>> Begin Data listing

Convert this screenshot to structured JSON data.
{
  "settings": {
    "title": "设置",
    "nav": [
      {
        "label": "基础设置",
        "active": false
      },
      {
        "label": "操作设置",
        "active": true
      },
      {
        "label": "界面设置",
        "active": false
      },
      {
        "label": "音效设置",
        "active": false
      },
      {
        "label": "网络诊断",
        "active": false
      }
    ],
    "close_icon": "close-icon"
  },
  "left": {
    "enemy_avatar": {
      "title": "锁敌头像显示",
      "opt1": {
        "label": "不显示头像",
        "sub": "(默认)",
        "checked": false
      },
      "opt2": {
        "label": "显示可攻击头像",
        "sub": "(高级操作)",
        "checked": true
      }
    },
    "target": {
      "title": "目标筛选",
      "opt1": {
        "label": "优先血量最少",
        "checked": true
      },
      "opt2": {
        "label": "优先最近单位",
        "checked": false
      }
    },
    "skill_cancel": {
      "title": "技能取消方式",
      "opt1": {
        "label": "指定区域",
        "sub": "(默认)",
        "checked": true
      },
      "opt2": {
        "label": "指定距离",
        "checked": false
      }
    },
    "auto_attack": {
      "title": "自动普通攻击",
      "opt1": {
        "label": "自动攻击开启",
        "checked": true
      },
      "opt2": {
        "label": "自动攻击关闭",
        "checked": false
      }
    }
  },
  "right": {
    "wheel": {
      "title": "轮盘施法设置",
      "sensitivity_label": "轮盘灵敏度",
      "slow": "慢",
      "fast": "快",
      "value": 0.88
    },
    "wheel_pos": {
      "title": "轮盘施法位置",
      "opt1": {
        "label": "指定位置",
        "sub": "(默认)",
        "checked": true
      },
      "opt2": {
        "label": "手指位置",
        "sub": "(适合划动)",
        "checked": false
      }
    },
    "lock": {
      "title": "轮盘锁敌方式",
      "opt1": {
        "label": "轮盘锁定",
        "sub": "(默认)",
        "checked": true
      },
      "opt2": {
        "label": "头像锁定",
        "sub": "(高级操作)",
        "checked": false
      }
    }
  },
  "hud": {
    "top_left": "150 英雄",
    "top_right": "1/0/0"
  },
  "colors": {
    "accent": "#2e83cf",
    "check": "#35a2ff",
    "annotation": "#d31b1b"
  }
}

>> End Data listing

Look through the material above. Copy each line where the word "title" appears.

### Solution
    "title": "设置",
      "title": "锁敌头像显示",
      "title": "目标筛选",
      "title": "技能取消方式",
      "title": "自动普通攻击",
      "title": "轮盘施法设置",
      "title": "轮盘施法位置",
      "title": "轮盘锁敌方式",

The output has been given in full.